-------- Input rows --------

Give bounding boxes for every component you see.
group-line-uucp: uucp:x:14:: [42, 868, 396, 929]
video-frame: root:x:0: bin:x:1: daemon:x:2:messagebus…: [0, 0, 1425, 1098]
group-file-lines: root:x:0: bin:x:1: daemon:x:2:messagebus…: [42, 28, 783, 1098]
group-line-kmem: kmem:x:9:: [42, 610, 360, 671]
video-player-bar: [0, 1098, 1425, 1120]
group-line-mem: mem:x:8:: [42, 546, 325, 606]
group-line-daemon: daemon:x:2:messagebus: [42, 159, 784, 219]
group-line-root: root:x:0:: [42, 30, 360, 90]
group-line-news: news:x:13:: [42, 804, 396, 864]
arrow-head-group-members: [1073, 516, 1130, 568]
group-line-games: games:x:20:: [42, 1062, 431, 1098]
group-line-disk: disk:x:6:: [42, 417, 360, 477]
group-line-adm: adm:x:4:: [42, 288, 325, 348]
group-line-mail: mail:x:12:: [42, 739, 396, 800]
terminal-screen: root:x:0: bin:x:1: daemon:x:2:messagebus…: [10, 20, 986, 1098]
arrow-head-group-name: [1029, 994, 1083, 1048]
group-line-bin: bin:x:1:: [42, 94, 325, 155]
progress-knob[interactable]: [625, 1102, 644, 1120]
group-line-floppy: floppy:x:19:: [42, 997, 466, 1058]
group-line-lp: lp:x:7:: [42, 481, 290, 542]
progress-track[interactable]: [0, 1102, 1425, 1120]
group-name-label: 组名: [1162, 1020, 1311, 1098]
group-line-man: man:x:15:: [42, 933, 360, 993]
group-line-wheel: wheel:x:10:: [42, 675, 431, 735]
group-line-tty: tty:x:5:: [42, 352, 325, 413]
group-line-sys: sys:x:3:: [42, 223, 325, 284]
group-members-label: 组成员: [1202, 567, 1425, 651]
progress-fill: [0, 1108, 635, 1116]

--------

### Exercise details
Return every line of the records above as a JSON list of strings, one string per line, with blank lines omitted.

### Exercise answer
[
  "Give bounding boxes for every component you see.",
  "group-line-uucp: uucp:x:14:: [42, 868, 396, 929]",
  "video-frame: root:x:0: bin:x:1: daemon:x:2:messagebus…: [0, 0, 1425, 1098]",
  "group-file-lines: root:x:0: bin:x:1: daemon:x:2:messagebus…: [42, 28, 783, 1098]",
  "group-line-kmem: kmem:x:9:: [42, 610, 360, 671]",
  "video-player-bar: [0, 1098, 1425, 1120]",
  "group-line-mem: mem:x:8:: [42, 546, 325, 606]",
  "group-line-daemon: daemon:x:2:messagebus: [42, 159, 784, 219]",
  "group-line-root: root:x:0:: [42, 30, 360, 90]",
  "group-line-news: news:x:13:: [42, 804, 396, 864]",
  "arrow-head-group-members: [1073, 516, 1130, 568]",
  "group-line-games: games:x:20:: [42, 1062, 431, 1098]",
  "group-line-disk: disk:x:6:: [42, 417, 360, 477]",
  "group-line-adm: adm:x:4:: [42, 288, 325, 348]",
  "group-line-mail: mail:x:12:: [42, 739, 396, 800]",
  "terminal-screen: root:x:0: bin:x:1: daemon:x:2:messagebus…: [10, 20, 986, 1098]",
  "arrow-head-group-name: [1029, 994, 1083, 1048]",
  "group-line-bin: bin:x:1:: [42, 94, 325, 155]",
  "progress-knob[interactable]: [625, 1102, 644, 1120]",
  "group-line-floppy: floppy:x:19:: [42, 997, 466, 1058]",
  "group-line-lp: lp:x:7:: [42, 481, 290, 542]",
  "progress-track[interactable]: [0, 1102, 1425, 1120]",
  "group-name-label: 组名: [1162, 1020, 1311, 1098]",
  "group-line-man: man:x:15:: [42, 933, 360, 993]",
  "group-line-wheel: wheel:x:10:: [42, 675, 431, 735]",
  "group-line-tty: tty:x:5:: [42, 352, 325, 413]",
  "group-line-sys: sys:x:3:: [42, 223, 325, 284]",
  "group-members-label: 组成员: [1202, 567, 1425, 651]",
  "progress-fill: [0, 1108, 635, 1116]"
]